* [Instructions for the task] Pull out all lines from the listing below in which the word "name" appears.

* [Data for processing]
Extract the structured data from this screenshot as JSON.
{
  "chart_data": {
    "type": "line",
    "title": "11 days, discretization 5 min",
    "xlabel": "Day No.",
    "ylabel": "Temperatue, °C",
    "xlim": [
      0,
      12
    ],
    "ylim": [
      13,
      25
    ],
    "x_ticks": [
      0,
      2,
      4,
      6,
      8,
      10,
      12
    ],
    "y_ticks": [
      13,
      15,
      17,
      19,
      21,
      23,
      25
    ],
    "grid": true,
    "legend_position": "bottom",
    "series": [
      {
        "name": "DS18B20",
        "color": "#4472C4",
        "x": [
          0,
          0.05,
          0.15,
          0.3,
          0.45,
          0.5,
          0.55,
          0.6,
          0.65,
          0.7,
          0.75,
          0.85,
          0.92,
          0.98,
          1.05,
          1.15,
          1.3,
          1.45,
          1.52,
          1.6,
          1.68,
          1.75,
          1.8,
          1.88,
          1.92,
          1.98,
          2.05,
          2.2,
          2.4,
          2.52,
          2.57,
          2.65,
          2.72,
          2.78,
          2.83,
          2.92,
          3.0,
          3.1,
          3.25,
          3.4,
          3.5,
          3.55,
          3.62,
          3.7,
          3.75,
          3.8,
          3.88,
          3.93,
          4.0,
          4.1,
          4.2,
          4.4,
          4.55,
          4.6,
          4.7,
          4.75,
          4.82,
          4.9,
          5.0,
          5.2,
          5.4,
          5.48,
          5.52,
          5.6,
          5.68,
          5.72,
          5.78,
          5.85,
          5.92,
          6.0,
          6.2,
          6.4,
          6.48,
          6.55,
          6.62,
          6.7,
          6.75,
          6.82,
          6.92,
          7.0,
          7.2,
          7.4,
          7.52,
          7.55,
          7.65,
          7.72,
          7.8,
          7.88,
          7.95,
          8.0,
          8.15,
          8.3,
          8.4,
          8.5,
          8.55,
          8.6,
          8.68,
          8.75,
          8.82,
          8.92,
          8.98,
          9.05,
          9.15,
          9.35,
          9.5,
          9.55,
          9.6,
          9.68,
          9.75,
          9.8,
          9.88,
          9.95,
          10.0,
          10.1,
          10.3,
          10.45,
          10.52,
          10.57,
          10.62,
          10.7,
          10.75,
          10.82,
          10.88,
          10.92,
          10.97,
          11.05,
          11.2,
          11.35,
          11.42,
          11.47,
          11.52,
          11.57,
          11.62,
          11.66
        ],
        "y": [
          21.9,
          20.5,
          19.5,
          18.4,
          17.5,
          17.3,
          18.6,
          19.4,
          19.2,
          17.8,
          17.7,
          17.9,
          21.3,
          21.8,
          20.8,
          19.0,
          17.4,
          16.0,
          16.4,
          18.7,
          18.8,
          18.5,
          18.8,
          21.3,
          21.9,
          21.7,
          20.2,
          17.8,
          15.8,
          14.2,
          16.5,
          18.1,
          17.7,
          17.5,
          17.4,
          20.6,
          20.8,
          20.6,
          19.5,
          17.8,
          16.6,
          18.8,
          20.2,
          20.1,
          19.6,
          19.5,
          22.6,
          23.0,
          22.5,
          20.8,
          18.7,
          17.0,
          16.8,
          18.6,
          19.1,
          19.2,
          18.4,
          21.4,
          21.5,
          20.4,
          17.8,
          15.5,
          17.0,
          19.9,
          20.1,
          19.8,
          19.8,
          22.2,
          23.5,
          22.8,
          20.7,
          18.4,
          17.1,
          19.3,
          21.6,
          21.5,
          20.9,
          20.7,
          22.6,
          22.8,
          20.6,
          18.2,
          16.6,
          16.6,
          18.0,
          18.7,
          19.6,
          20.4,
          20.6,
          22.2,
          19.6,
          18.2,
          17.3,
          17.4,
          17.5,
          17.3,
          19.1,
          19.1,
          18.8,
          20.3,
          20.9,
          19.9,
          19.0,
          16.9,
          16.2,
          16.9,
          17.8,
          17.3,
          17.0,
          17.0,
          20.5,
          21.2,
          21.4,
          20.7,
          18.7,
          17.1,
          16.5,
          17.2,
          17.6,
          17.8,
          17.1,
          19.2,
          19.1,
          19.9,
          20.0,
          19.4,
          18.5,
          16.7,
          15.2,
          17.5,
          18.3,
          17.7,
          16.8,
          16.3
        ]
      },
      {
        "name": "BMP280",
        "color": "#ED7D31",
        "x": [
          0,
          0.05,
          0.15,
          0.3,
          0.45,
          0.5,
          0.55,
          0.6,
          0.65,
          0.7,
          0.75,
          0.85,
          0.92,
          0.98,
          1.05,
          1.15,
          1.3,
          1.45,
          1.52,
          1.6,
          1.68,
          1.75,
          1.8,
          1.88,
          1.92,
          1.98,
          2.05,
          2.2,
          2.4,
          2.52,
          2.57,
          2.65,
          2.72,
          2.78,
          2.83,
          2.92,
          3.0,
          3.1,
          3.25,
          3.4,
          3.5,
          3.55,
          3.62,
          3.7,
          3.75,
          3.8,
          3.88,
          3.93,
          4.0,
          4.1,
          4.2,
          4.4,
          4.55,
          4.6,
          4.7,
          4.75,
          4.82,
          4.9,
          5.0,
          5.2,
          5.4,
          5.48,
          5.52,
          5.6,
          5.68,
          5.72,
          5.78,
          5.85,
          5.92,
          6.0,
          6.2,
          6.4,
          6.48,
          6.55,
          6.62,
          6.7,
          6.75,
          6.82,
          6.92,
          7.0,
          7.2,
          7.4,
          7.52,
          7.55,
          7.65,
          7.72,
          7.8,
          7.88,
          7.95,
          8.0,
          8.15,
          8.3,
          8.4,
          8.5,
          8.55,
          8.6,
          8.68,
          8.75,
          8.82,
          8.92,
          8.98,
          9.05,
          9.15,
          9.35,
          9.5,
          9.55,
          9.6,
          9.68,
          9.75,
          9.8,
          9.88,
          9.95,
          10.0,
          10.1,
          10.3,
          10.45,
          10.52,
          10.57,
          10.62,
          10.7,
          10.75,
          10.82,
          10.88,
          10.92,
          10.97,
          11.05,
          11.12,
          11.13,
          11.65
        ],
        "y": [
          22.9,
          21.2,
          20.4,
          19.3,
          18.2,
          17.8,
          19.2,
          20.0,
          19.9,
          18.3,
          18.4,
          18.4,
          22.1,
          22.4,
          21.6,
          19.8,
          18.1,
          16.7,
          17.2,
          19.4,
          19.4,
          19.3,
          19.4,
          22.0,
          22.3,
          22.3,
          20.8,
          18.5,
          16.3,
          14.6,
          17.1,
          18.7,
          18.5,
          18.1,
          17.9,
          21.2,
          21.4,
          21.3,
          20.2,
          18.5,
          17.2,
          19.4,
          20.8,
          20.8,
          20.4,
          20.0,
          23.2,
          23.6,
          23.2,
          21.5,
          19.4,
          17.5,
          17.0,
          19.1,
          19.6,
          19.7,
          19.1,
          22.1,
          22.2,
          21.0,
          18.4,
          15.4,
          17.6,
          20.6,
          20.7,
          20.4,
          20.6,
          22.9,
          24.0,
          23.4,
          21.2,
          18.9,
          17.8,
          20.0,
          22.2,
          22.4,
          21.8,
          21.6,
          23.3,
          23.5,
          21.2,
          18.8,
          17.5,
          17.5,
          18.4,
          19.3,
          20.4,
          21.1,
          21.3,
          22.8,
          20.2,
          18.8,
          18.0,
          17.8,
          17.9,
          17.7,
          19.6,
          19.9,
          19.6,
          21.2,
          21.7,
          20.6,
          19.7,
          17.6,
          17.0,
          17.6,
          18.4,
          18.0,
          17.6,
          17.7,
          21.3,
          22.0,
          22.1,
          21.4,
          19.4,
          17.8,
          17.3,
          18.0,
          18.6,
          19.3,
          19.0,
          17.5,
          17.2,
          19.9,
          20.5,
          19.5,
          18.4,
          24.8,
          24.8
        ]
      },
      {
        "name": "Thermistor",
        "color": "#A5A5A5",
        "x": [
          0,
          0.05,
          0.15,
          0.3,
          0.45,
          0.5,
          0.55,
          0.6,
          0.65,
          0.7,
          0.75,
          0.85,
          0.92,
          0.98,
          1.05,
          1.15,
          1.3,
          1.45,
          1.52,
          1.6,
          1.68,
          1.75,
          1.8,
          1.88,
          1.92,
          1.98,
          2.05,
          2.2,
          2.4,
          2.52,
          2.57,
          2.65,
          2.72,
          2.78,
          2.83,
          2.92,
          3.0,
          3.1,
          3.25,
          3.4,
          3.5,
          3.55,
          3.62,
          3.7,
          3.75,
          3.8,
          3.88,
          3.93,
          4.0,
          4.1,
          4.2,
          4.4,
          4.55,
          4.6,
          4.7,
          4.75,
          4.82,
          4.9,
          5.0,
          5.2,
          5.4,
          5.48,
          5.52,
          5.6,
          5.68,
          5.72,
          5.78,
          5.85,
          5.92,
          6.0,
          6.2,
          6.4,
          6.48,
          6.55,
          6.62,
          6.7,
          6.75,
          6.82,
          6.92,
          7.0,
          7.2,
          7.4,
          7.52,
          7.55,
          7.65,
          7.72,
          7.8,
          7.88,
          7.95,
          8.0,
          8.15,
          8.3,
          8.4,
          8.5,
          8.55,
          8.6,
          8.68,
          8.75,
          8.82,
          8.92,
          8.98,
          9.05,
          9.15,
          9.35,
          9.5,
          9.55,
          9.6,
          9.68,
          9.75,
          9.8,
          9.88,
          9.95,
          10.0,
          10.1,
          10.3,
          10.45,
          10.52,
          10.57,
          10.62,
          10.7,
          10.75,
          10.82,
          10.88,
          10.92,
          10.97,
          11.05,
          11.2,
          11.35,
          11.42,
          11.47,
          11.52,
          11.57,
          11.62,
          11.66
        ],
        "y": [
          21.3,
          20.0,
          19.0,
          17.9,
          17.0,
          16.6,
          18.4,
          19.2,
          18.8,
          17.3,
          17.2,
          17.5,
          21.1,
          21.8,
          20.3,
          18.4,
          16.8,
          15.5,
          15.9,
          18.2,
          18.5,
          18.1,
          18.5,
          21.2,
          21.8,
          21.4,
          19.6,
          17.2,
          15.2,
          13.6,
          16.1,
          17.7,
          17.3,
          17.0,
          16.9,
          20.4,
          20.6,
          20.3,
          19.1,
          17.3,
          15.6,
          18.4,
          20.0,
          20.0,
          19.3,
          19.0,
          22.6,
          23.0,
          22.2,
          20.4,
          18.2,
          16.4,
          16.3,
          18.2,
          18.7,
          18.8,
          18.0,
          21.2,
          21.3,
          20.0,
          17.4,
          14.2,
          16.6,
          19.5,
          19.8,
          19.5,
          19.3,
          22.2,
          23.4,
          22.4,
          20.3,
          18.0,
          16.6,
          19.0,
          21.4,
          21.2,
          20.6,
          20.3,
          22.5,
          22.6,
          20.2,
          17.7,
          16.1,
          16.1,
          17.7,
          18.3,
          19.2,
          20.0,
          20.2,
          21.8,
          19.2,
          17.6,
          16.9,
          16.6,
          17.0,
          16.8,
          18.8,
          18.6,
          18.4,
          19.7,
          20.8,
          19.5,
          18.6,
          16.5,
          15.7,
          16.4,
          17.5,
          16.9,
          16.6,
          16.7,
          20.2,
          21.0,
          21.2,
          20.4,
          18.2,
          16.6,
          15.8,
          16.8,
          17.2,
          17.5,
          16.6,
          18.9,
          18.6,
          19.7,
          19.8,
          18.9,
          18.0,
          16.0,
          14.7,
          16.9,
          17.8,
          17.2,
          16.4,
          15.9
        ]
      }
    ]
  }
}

* [The reply]
        "name": "DS18B20",
        "name": "BMP280",
        "name": "Thermistor",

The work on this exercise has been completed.